▶ [What the task requires]:
Copy out all of the data exactly as it appears.

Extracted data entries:
━━━━━━━━━━━━━━━━

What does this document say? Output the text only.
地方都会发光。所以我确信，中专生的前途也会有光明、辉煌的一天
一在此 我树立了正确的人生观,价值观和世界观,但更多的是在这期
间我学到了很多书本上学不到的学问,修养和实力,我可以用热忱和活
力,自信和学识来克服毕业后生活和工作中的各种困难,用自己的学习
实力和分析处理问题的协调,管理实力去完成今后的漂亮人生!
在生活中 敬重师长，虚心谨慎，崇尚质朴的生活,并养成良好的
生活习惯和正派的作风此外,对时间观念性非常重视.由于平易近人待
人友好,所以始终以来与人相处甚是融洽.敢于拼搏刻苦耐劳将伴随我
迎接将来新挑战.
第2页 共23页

━━━━━━━━━━━━━━━━

▶ [Written reply]:
What does this document say? Output the text only.
地方都会发光。所以我确信，中专生的前途也会有光明、辉煌的一天
一在此 我树立了正确的人生观,价值观和世界观,但更多的是在这期
间我学到了很多书本上学不到的学问,修养和实力,我可以用热忱和活
力,自信和学识来克服毕业后生活和工作中的各种困难,用自己的学习
实力和分析处理问题的协调,管理实力去完成今后的漂亮人生!
在生活中 敬重师长，虚心谨慎，崇尚质朴的生活,并养成良好的
生活习惯和正派的作风此外,对时间观念性非常重视.由于平易近人待
人友好,所以始终以来与人相处甚是融洽.敢于拼搏刻苦耐劳将伴随我
迎接将来新挑战.
第2页 共23页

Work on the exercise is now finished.